START Given text
- Coat of arms
- Coordinates (Krzeszyce): 52°35′N 15°0′E﻿ / ﻿52.583°N 15.000°E
- Country: Poland
- Voivodeship: Lubusz
- County: Sulęcin
- Seat: Krzeszyce

Area
- • Total: 194.22 km^{2} (74.99 sq mi)

Population (2019-06-30)
- • Total: 4,744
- • Density: 24/km^{2} (63/sq mi)
- Website: http://www.krzeszyce.pl/

= Gmina Krzeszyce =

Gmina Krzeszyce is a rural gmina (administrative district) in Sulęcin County, Lubusz Voivodeship, in western Poland. Its seat is the village of Krzeszyce, which lies approximately 17 km north-west of Sulęcin and 24 km south-west of Gorzów Wielkopolski.

The gmina covers an area of 194.22 km2, and as of 2019 its total population is 4,744.
END Given text
What to do -> Go on with the text about Gmina Krzeszyce, picking up after its last sentence. The rows have no connection to the text about Gmina Krzeszyce.
START Dataset entries
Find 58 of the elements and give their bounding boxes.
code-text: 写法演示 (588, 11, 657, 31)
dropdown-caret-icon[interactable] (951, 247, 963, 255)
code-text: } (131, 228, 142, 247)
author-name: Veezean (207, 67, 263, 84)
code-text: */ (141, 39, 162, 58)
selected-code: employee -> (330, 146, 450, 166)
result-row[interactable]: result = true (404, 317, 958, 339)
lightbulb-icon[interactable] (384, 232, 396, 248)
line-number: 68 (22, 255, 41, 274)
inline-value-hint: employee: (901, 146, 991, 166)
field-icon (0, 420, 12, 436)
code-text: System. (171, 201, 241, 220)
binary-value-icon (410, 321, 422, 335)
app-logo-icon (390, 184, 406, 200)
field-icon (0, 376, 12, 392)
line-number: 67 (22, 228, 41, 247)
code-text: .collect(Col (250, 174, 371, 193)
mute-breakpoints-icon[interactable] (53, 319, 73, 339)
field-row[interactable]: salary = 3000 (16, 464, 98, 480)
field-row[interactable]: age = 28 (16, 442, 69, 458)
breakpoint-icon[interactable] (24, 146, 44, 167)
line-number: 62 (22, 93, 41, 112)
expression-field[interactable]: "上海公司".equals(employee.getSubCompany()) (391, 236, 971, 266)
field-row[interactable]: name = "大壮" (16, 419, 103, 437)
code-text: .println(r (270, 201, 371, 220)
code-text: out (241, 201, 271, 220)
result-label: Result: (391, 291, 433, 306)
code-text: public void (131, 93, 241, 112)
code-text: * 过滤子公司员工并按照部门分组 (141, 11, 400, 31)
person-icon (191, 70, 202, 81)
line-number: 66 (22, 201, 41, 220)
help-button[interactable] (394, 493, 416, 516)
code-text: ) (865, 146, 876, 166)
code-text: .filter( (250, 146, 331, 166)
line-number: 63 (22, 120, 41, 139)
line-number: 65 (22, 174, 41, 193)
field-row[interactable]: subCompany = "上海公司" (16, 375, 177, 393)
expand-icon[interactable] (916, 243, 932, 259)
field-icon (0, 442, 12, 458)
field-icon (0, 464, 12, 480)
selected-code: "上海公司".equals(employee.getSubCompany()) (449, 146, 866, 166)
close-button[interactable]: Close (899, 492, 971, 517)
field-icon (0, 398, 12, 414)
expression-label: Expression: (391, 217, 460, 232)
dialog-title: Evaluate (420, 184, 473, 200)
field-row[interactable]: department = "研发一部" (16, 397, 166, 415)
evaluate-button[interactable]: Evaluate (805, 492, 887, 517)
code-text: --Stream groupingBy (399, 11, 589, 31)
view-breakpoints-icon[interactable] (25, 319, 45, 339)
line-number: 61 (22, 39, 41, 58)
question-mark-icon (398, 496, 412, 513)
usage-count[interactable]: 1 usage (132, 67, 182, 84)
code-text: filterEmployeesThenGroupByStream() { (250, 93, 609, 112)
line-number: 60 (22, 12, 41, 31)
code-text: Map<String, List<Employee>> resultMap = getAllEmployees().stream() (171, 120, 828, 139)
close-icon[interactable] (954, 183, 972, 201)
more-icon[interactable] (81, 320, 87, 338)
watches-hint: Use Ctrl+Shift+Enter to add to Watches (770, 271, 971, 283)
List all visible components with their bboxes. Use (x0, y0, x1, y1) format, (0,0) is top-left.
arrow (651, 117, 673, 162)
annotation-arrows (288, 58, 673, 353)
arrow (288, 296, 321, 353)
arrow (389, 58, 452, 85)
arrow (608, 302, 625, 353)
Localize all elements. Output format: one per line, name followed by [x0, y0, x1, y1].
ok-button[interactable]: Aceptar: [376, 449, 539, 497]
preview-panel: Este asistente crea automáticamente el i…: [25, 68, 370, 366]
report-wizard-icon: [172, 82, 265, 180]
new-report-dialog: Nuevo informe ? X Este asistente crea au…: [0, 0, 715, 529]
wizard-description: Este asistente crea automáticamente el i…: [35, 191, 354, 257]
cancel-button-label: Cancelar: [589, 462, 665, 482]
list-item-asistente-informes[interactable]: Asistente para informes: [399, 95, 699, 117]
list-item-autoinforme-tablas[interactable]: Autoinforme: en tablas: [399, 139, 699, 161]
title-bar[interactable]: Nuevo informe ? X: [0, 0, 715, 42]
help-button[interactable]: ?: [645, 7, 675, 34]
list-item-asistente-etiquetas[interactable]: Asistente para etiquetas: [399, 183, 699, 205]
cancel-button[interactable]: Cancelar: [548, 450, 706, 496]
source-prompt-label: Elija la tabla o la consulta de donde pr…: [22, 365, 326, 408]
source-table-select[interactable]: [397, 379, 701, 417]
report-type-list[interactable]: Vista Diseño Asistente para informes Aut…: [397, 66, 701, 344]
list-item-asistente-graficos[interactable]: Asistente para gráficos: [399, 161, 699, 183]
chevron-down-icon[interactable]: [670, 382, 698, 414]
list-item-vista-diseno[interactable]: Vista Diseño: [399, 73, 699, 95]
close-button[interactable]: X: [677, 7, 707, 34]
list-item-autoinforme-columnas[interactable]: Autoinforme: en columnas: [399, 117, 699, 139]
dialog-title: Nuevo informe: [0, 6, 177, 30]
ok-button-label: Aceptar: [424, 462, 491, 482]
END Dataset entries
Output of the task ->
==Villages==
Gmina Krzeszyce contains the villages and settlements of Brzozowa, Brzozówka, Czartów, Dębokierz, Dzierzążna, Jeziorki, Karkoszów, Kołczyn, Krasnołęg, Krępiny, Krzemów, Krzeszyce, Łąków, Łukomin, Malta, Marianki, Maszków, Muszkowo, Piskorzno, Przemysław, Rudna, Rudnica, Studzionka, Świętojańsko and Zaszczytowo.

==Neighbouring gminas==
Gmina Krzeszyce is bordered by the gminas of Bogdaniec, Deszczno, Lubniewice, Ośno Lubuskie, Słońsk, Sulęcin and Witnica.